Your objective
Set down each entry exactly as given; pictures should not appear in the copy.

(Dataset items)
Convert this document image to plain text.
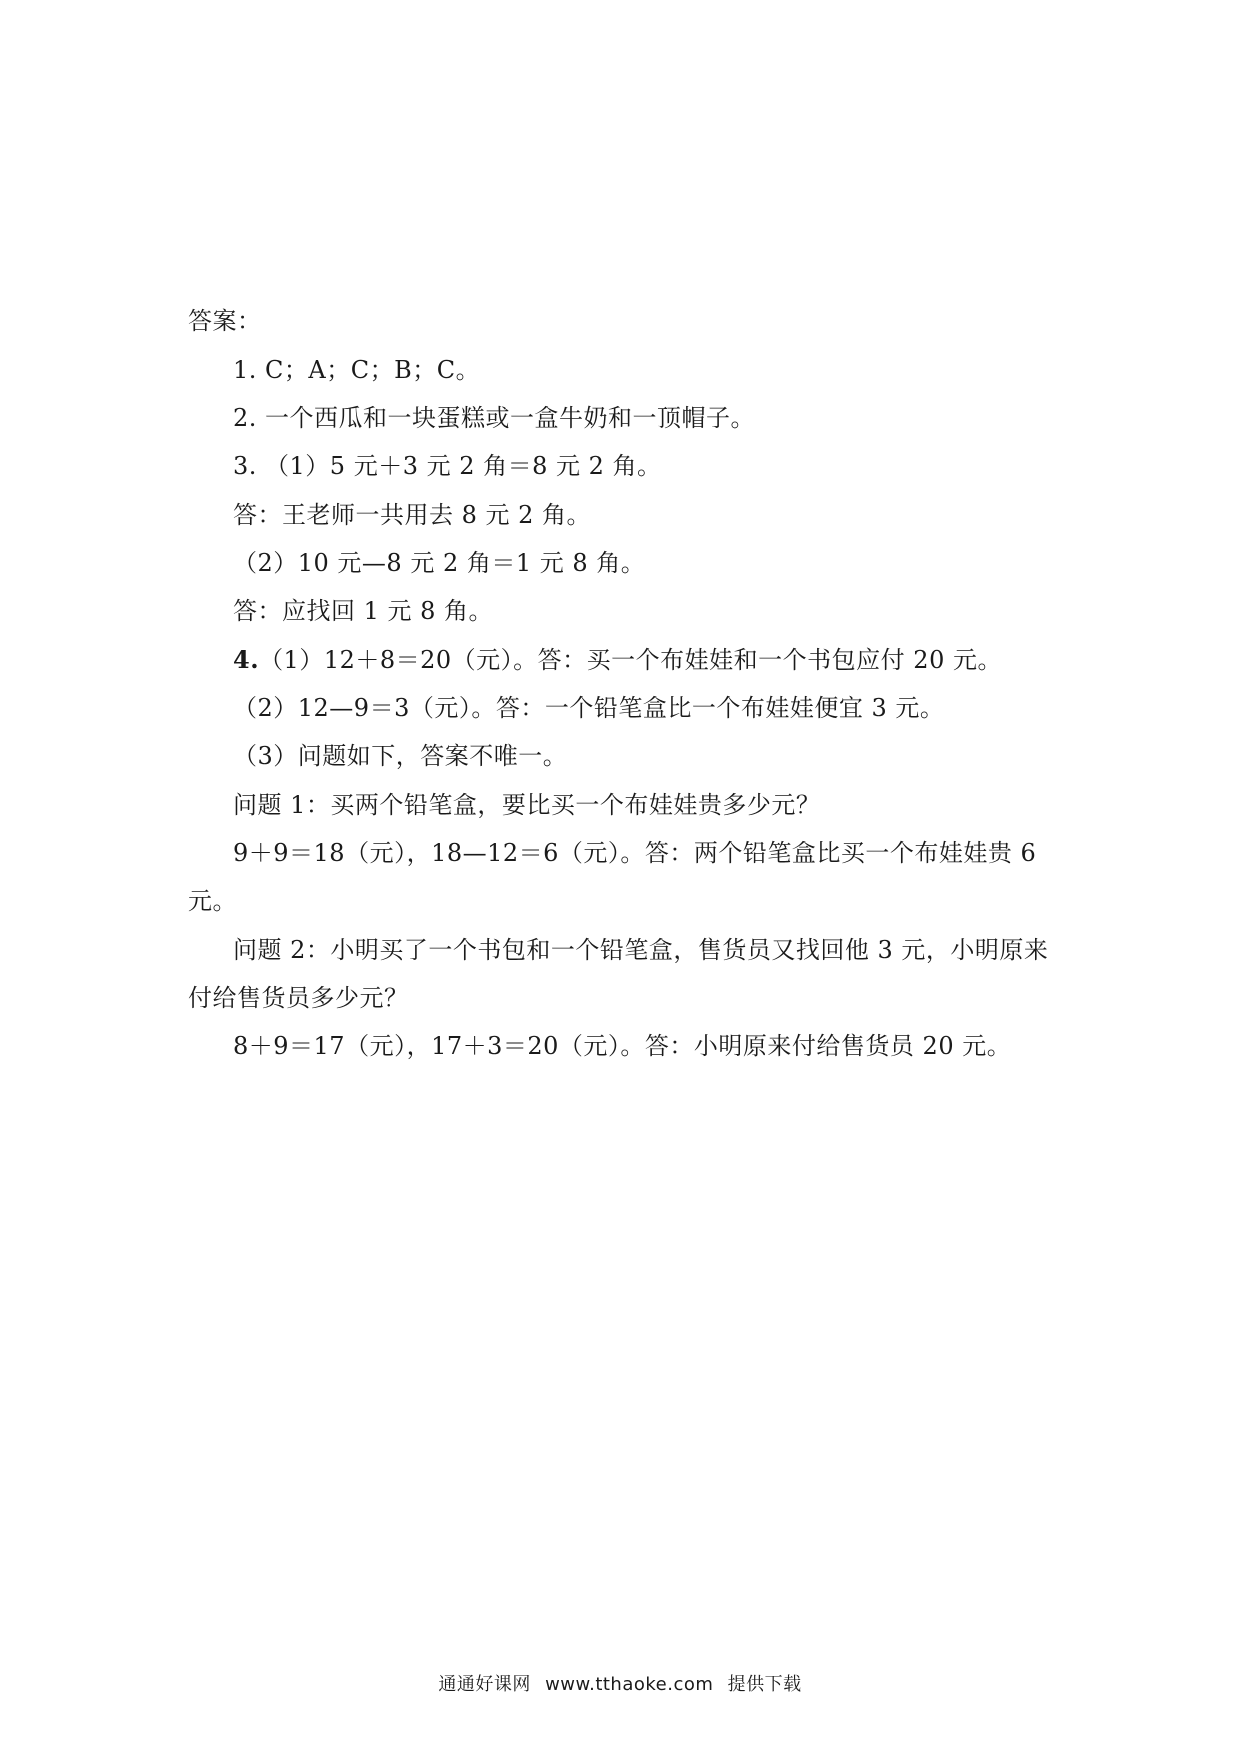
答案：
1. C；A；C；B；C。
2. 一个西瓜和一块蛋糕或一盒牛奶和一顶帽子。
3. （1）5 元＋3 元 2 角＝8 元 2 角。
答：王老师一共用去 8 元 2 角。
（2）10 元—8 元 2 角＝1 元 8 角。
答：应找回 1 元 8 角。
4.（1）12＋8＝20（元）。答：买一个布娃娃和一个书包应付 20 元。
（2）12—9＝3（元）。答：一个铅笔盒比一个布娃娃便宜 3 元。
（3）问题如下，答案不唯一。
问题 1：买两个铅笔盒，要比买一个布娃娃贵多少元？
9＋9＝18（元），18—12＝6（元）。答：两个铅笔盒比买一个布娃娃贵 6
元。
问题 2：小明买了一个书包和一个铅笔盒，售货员又找回他 3 元，小明原来
付给售货员多少元？
8＋9＝17（元），17＋3＝20（元）。答：小明原来付给售货员 20 元。
通通好课网 www.tthaoke.com 提供下载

Finished exercise
Convert this document image to plain text.
答案：
1. C；A；C；B；C。
2. 一个西瓜和一块蛋糕或一盒牛奶和一顶帽子。
3. （1）5 元＋3 元 2 角＝8 元 2 角。
答：王老师一共用去 8 元 2 角。
（2）10 元—8 元 2 角＝1 元 8 角。
答：应找回 1 元 8 角。
4.（1）12＋8＝20（元）。答：买一个布娃娃和一个书包应付 20 元。
（2）12—9＝3（元）。答：一个铅笔盒比一个布娃娃便宜 3 元。
（3）问题如下，答案不唯一。
问题 1：买两个铅笔盒，要比买一个布娃娃贵多少元？
9＋9＝18（元），18—12＝6（元）。答：两个铅笔盒比买一个布娃娃贵 6
元。
问题 2：小明买了一个书包和一个铅笔盒，售货员又找回他 3 元，小明原来
付给售货员多少元？
8＋9＝17（元），17＋3＝20（元）。答：小明原来付给售货员 20 元。
通通好课网 www.tthaoke.com 提供下载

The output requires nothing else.